▶ YOUR INSTRUCTIONS: Give back each entry unchanged, minus pictures.

▶ STORED DATA:
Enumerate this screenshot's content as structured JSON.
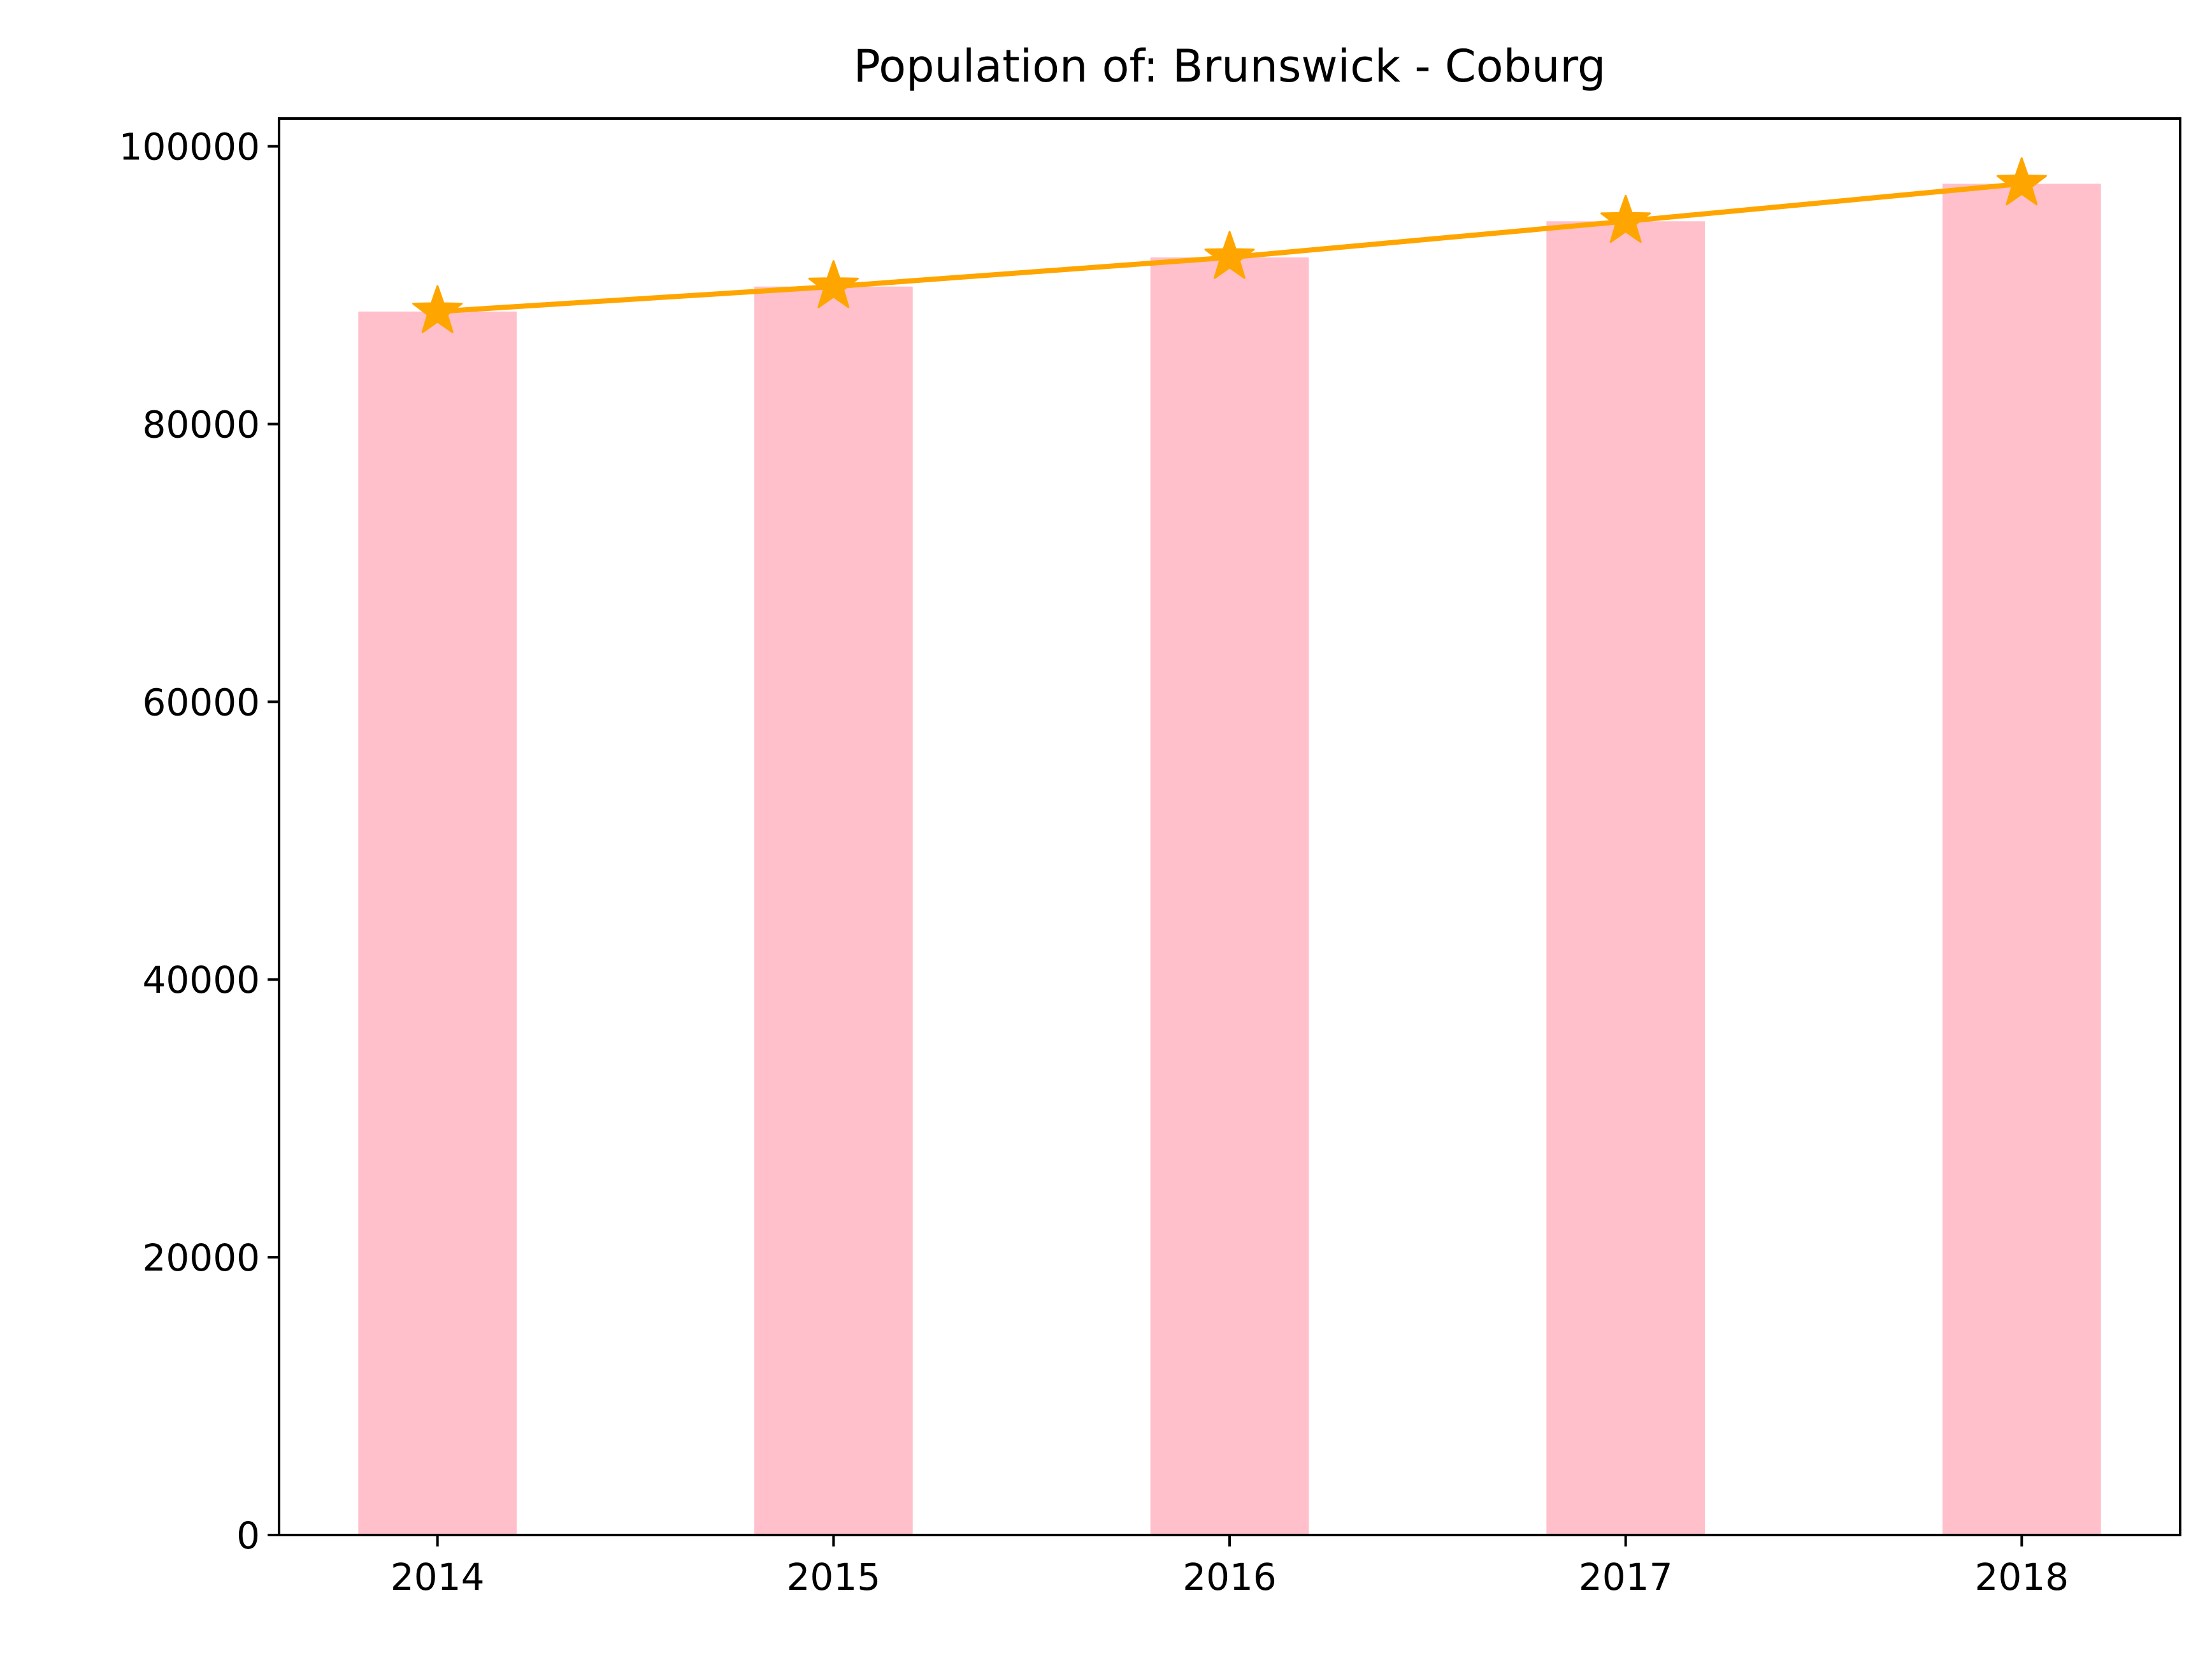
{
  "chart_data": {
    "type": "bar",
    "title": "Population of: Brunswick - Coburg",
    "xlabel": "",
    "ylabel": "",
    "categories": [
      "2014",
      "2015",
      "2016",
      "2017",
      "2018"
    ],
    "ylim": [
      0,
      102000
    ],
    "yticks": [
      0,
      20000,
      40000,
      60000,
      80000,
      100000
    ],
    "ytick_labels": [
      "0",
      "20000",
      "40000",
      "60000",
      "80000",
      "100000"
    ],
    "grid": false,
    "legend": "none",
    "series": [
      {
        "kind": "bar",
        "color": "#ffc0cb",
        "values": [
          88100,
          89900,
          92000,
          94600,
          97300
        ]
      },
      {
        "kind": "line",
        "marker": "star",
        "color": "#ffa500",
        "values": [
          88100,
          89900,
          92000,
          94600,
          97300
        ]
      }
    ]
  }
}
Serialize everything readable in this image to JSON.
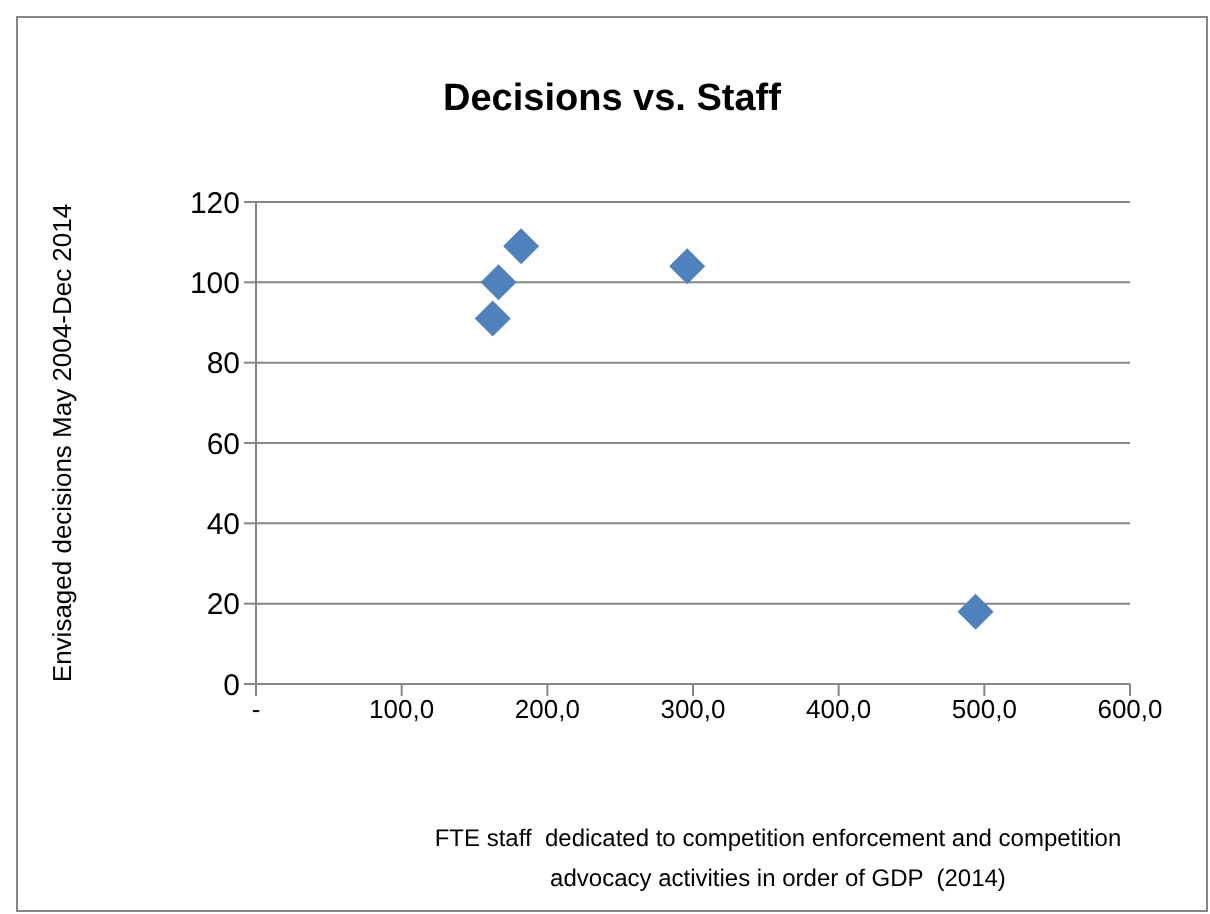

▶ TASK OUTPUT:
Enumerate this screenshot's content as structured JSON.
{
  "chart_data": {
    "type": "bar",
    "title": "Population of: Brunswick - Coburg",
    "xlabel": "",
    "ylabel": "",
    "categories": [
      "2014",
      "2015",
      "2016",
      "2017",
      "2018"
    ],
    "ylim": [
      0,
      102000
    ],
    "yticks": [
      0,
      20000,
      40000,
      60000,
      80000,
      100000
    ],
    "ytick_labels": [
      "0",
      "20000",
      "40000",
      "60000",
      "80000",
      "100000"
    ],
    "grid": false,
    "legend": "none",
    "series": [
      {
        "kind": "bar",
        "color": "#ffc0cb",
        "values": [
          88100,
          89900,
          92000,
          94600,
          97300
        ]
      },
      {
        "kind": "line",
        "marker": "star",
        "color": "#ffa500",
        "values": [
          88100,
          89900,
          92000,
          94600,
          97300
        ]
      }
    ]
  }
}
Serialize everything readable in this image to JSON.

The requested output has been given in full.